What you need to do >> Copy every line that mentions the word "alimentation".

The records >>
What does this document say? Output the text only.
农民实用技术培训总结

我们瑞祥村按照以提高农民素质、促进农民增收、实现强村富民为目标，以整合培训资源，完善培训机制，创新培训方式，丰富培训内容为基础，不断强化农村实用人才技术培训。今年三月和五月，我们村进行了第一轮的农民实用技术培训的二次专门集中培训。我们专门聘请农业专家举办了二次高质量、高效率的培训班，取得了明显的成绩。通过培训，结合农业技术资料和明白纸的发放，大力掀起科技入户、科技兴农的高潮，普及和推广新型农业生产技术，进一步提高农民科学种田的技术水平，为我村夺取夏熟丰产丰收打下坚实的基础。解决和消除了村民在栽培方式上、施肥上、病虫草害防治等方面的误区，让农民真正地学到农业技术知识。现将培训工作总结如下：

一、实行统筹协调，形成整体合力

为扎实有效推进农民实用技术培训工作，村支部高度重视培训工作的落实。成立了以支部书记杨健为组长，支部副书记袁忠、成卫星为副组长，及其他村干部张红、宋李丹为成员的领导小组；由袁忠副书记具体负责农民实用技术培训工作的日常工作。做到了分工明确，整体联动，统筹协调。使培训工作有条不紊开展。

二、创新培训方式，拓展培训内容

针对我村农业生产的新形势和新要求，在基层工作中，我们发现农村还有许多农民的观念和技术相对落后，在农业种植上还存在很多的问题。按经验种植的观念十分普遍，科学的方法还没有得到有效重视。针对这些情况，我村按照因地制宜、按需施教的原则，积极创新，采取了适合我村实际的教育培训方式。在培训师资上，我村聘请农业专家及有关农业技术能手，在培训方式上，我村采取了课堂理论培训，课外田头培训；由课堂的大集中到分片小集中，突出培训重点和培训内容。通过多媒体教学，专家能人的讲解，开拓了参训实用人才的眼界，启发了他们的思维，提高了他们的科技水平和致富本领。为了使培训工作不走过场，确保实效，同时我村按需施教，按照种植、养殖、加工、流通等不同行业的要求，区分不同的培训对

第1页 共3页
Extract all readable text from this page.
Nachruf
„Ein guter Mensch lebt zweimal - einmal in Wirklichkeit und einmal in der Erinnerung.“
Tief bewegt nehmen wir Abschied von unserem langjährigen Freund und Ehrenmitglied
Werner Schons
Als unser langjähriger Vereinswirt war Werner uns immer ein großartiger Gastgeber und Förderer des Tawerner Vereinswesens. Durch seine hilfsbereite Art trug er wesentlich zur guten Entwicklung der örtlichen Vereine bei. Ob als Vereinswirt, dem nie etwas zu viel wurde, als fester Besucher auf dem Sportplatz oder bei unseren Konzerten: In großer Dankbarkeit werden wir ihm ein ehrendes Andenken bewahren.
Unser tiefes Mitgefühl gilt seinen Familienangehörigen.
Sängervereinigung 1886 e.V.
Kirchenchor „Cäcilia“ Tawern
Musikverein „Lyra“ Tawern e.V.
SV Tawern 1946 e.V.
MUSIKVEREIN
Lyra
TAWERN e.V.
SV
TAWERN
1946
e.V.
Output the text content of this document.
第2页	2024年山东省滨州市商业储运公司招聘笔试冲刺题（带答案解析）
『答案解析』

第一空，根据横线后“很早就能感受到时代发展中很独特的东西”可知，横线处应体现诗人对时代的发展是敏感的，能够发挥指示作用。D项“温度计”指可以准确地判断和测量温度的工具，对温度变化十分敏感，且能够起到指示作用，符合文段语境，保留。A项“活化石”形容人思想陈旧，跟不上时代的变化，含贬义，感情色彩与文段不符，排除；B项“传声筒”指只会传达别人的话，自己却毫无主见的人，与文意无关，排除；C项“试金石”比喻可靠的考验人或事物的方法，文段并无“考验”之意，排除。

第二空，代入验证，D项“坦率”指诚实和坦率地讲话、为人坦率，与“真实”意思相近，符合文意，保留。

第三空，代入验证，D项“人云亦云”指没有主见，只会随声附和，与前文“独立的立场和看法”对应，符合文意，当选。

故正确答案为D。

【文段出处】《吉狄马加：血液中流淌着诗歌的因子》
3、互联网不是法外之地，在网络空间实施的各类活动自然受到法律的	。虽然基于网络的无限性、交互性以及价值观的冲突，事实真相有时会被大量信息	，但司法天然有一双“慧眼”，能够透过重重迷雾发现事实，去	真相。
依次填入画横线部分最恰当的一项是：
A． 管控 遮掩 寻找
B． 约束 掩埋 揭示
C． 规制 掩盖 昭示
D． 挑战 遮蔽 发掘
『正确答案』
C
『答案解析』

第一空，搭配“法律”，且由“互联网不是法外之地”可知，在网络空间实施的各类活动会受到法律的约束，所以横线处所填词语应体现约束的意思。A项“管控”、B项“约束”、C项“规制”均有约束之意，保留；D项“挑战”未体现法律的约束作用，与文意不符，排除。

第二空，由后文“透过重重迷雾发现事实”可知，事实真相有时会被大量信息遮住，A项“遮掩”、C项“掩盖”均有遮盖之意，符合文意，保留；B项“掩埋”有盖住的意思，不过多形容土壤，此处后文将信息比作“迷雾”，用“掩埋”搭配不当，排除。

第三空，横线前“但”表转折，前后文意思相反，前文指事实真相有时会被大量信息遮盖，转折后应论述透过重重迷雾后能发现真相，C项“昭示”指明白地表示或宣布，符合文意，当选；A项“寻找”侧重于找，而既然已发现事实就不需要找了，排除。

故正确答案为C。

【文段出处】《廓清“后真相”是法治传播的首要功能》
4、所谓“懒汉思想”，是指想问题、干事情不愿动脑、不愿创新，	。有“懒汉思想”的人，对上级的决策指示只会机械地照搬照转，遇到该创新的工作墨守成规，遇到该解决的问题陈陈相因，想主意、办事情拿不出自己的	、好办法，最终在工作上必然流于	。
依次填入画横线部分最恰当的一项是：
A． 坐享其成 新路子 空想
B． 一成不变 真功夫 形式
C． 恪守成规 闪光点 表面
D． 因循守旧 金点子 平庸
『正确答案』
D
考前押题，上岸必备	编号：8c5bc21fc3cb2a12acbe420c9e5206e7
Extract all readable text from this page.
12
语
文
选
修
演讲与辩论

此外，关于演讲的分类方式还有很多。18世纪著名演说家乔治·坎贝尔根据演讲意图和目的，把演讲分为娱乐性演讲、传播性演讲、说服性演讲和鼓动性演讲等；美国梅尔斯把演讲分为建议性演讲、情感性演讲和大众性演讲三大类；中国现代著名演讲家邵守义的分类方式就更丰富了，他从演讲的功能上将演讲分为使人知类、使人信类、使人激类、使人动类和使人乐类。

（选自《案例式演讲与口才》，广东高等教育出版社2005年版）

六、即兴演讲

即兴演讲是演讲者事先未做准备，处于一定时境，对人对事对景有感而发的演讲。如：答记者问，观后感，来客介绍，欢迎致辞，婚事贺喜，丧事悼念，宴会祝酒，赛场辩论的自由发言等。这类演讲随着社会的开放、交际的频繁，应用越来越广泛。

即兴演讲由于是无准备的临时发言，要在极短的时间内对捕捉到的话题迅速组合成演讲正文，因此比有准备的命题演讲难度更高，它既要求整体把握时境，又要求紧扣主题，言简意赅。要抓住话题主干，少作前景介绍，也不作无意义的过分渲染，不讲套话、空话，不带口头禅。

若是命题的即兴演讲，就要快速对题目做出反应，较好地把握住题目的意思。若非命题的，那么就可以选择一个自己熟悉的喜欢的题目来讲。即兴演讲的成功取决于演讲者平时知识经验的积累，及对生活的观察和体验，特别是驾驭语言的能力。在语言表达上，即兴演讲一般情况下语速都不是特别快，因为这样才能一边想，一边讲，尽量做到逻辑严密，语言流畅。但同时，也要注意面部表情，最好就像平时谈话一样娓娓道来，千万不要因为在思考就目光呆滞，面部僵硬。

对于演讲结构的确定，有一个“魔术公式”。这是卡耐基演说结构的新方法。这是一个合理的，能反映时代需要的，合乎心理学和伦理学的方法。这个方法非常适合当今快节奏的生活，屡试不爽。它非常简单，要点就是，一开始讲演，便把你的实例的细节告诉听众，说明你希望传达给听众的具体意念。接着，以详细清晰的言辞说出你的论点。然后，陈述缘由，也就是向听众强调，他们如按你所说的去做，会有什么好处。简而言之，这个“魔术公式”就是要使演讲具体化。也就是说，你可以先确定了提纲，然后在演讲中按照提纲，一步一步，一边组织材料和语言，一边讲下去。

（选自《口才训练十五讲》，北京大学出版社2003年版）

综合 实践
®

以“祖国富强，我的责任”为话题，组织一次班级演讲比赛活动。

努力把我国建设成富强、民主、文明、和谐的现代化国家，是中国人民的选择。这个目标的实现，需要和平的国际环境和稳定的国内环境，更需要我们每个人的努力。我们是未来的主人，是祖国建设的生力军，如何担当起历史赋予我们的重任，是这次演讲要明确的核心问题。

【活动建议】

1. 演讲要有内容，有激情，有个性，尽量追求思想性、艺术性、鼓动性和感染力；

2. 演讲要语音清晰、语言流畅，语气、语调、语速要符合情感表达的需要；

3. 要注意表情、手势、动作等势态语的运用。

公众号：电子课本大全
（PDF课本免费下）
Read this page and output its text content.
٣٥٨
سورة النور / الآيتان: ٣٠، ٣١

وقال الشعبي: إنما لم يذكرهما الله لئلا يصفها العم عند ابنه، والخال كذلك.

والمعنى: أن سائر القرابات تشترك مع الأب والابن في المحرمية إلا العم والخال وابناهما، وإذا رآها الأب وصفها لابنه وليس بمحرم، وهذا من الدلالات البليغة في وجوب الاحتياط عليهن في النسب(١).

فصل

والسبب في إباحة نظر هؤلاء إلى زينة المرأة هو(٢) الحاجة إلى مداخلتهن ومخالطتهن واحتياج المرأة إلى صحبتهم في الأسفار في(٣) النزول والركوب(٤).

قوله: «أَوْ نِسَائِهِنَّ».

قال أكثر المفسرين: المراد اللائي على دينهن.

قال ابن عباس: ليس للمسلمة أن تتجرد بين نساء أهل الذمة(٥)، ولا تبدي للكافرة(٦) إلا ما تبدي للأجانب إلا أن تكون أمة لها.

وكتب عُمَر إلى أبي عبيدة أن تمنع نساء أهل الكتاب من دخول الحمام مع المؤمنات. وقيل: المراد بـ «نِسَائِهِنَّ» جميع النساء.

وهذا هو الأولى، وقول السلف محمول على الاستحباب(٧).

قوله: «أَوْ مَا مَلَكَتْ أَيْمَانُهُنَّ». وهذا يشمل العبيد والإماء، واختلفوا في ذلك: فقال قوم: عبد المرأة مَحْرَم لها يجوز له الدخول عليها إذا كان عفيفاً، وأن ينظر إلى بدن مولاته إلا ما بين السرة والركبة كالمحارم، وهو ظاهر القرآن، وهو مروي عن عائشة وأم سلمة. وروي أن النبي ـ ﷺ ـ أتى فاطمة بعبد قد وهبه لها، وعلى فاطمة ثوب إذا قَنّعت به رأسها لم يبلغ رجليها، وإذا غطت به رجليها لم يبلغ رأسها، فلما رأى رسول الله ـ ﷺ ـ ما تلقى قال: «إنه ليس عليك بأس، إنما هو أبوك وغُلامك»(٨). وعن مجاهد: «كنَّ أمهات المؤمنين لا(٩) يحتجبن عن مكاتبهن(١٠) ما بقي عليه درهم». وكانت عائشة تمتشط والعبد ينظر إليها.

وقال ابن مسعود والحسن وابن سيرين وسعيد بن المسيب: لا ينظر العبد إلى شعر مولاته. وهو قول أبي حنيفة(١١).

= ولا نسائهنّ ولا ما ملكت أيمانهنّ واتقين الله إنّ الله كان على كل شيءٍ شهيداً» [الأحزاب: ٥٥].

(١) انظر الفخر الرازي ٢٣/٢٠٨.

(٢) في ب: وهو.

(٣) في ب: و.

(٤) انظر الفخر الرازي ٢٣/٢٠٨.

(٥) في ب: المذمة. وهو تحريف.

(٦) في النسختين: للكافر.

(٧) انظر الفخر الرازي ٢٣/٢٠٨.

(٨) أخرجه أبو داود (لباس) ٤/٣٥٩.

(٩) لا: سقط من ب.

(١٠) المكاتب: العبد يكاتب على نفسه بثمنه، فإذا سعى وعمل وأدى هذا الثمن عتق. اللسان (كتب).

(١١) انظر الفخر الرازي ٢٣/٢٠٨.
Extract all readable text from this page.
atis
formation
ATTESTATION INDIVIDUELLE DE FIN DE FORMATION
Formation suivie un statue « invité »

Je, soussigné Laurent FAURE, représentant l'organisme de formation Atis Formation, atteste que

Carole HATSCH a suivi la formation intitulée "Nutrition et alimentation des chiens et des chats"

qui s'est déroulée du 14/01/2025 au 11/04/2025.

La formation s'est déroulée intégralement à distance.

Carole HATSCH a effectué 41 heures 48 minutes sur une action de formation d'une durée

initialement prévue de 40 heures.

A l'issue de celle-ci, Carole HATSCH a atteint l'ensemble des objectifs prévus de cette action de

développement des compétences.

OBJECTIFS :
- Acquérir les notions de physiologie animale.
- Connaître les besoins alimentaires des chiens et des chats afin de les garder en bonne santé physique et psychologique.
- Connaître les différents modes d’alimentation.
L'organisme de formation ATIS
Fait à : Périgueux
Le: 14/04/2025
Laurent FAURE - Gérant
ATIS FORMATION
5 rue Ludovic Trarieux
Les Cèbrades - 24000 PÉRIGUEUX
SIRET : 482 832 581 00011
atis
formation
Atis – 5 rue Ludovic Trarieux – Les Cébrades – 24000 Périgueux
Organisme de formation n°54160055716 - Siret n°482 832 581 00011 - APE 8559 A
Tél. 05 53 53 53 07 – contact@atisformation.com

The result >>
Carole HATSCH a suivi la formation intitulée "Nutrition et alimentation des chiens et des chats"
- Connaître les différents modes d’alimentation.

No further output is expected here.